### The request
Set every record down verbatim and omit the pictures.
** START OF Data supplied **
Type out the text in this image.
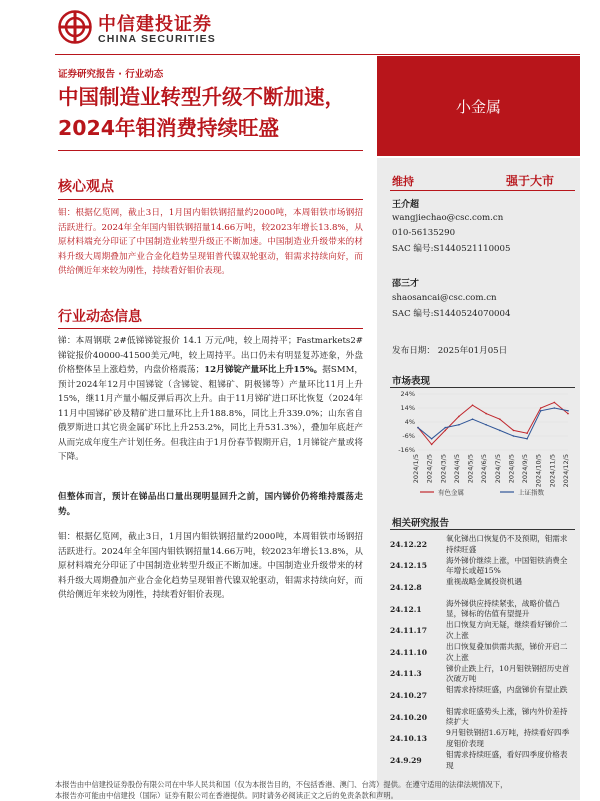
中信建投证券
CHINA SECURITIES
证券研究报告 · 行业动态
中国制造业转型升级不断加速，2024年钼消费持续旺盛
小金属
核心观点
钼：根据亿览网，截止3日，1月国内钼铁钢招量约2000吨，本周钼铁市场钢招活跃进行。2024年全年国内钼铁钢招量14.66万吨，较2023年增长13.8%，从原材料端充分印证了中国制造业转型升级正不断加速。中国制造业升级带来的材料升级大周期叠加产业合金化趋势呈现钼普代镍双轮驱动，钼需求持续向好，而供给侧近年来较为刚性，持续看好钼价表现。
行业动态信息
锑：本周钢联 2#低锑锑锭报价 14.1 万元/吨，较上周持平；Fastmarkets2#锑锭报价40000-41500美元/吨，较上周持平。出口仍未有明显复苏迹象，外盘价格整体呈上涨趋势，内盘价格震荡；12月锑锭产量环比上升15%。据SMM，预计2024年12月中国锑锭（含锑锭、粗锑矿、阴极锑等）产量环比11月上升15%，继11月产量小幅反弹后再次上升。由于11月锑矿进口环比恢复（2024年11月中国锑矿砂及精矿进口量环比上升188.8%，同比上升339.0%；山东省自俄罗斯进口其它贵金属矿环比上升253.2%，同比上升531.3%），叠加年底赶产从而完成年度生产计划任务。但我注由于1月份春节假期开启，1月锑锭产量或将下降。
但整体而言，预计在锑品出口量出现明显回升之前，国内锑价仍将维持震荡走势。
钼：根据亿览网，截止3日，1月国内钼铁钢招量约2000吨，本周钼铁市场钢招活跃进行。2024年全年国内钼铁钢招量14.66万吨，较2023年增长13.8%，从原材料端充分印证了中国制造业转型升级正不断加速。中国制造业升级带来的材料升级大周期叠加产业合金化趋势呈现钼普代镍双轮驱动，钼需求持续向好，而供给侧近年来较为刚性，持续看好钼价表现。
维持	强于大市
王介超
wangjiechao@csc.com.cn
010-56135290
SAC 编号:S1440521110005
邵三才
shaosancai@csc.com.cn
SAC 编号:S1440524070004
发布日期： 2025年01月05日
市场表现
24%
14%
4%
-6%
-16%
2024/1/5 2024/2/5 2024/3/5 2024/4/5 2024/5/5 2024/6/5 2024/7/5 2024/8/5 2024/9/5 2024/10/5 2024/11/5 2024/12/5
有色金属	上证指数
相关研究报告
24.12.22
氧化锑出口恢复仍不及预期，钼需求持续旺盛
24.12.15
海外锑价继续上涨，中国钼铁消费全年增长或超15%
24.12.8
重视战略金属投资机遇
24.12.1
海外锑供应持续紧张，战略价值凸显，锑标的估值有望提升
24.11.17
出口恢复方向无疑，继续看好锑价二次上涨
24.11.10
出口恢复叠加供需共振，锑价开启二次上涨
24.11.3
锑价止跌上行，10月钼铁钢招历史首次破万吨
24.10.27
钼需求持续旺盛，内盘锑价有望止跌
24.10.20
钼需求旺盛势头上涨，锑内外价差持续扩大
24.10.13
9月钼铁钢招1.6万吨，持续看好四季度钼价表现
24.9.29
钼需求持续旺盛，看好四季度价格表现
本报告由中信建投证券股份有限公司在中华人民共和国（仅为本报告目的，不包括香港、澳门、台湾）提供。在遵守适用的法律法规情况下，
本报告亦可能由中信建投（国际）证券有限公司在香港提供。同时请务必阅读正文之后的免责条款和声明。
** END OF Data supplied **
### Problem solution
Type out the text in this image.
中信建投证券
CHINA SECURITIES
证券研究报告 · 行业动态
中国制造业转型升级不断加速，2024年钼消费持续旺盛
小金属
核心观点
钼：根据亿览网，截止3日，1月国内钼铁钢招量约2000吨，本周钼铁市场钢招活跃进行。2024年全年国内钼铁钢招量14.66万吨，较2023年增长13.8%，从原材料端充分印证了中国制造业转型升级正不断加速。中国制造业升级带来的材料升级大周期叠加产业合金化趋势呈现钼普代镍双轮驱动，钼需求持续向好，而供给侧近年来较为刚性，持续看好钼价表现。
行业动态信息
锑：本周钢联 2#低锑锑锭报价 14.1 万元/吨，较上周持平；Fastmarkets2#锑锭报价40000-41500美元/吨，较上周持平。出口仍未有明显复苏迹象，外盘价格整体呈上涨趋势，内盘价格震荡；12月锑锭产量环比上升15%。据SMM，预计2024年12月中国锑锭（含锑锭、粗锑矿、阴极锑等）产量环比11月上升15%，继11月产量小幅反弹后再次上升。由于11月锑矿进口环比恢复（2024年11月中国锑矿砂及精矿进口量环比上升188.8%，同比上升339.0%；山东省自俄罗斯进口其它贵金属矿环比上升253.2%，同比上升531.3%），叠加年底赶产从而完成年度生产计划任务。但我注由于1月份春节假期开启，1月锑锭产量或将下降。
但整体而言，预计在锑品出口量出现明显回升之前，国内锑价仍将维持震荡走势。
钼：根据亿览网，截止3日，1月国内钼铁钢招量约2000吨，本周钼铁市场钢招活跃进行。2024年全年国内钼铁钢招量14.66万吨，较2023年增长13.8%，从原材料端充分印证了中国制造业转型升级正不断加速。中国制造业升级带来的材料升级大周期叠加产业合金化趋势呈现钼普代镍双轮驱动，钼需求持续向好，而供给侧近年来较为刚性，持续看好钼价表现。
维持	强于大市
王介超
wangjiechao@csc.com.cn
010-56135290
SAC 编号:S1440521110005
邵三才
shaosancai@csc.com.cn
SAC 编号:S1440524070004
发布日期： 2025年01月05日
市场表现
24%
14%
4%
-6%
-16%
2024/1/5 2024/2/5 2024/3/5 2024/4/5 2024/5/5 2024/6/5 2024/7/5 2024/8/5 2024/9/5 2024/10/5 2024/11/5 2024/12/5
有色金属	上证指数
相关研究报告
24.12.22
氧化锑出口恢复仍不及预期，钼需求持续旺盛
24.12.15
海外锑价继续上涨，中国钼铁消费全年增长或超15%
24.12.8
重视战略金属投资机遇
24.12.1
海外锑供应持续紧张，战略价值凸显，锑标的估值有望提升
24.11.17
出口恢复方向无疑，继续看好锑价二次上涨
24.11.10
出口恢复叠加供需共振，锑价开启二次上涨
24.11.3
锑价止跌上行，10月钼铁钢招历史首次破万吨
24.10.27
钼需求持续旺盛，内盘锑价有望止跌
24.10.20
钼需求旺盛势头上涨，锑内外价差持续扩大
24.10.13
9月钼铁钢招1.6万吨，持续看好四季度钼价表现
24.9.29
钼需求持续旺盛，看好四季度价格表现
本报告由中信建投证券股份有限公司在中华人民共和国（仅为本报告目的，不包括香港、澳门、台湾）提供。在遵守适用的法律法规情况下，
本报告亦可能由中信建投（国际）证券有限公司在香港提供。同时请务必阅读正文之后的免责条款和声明。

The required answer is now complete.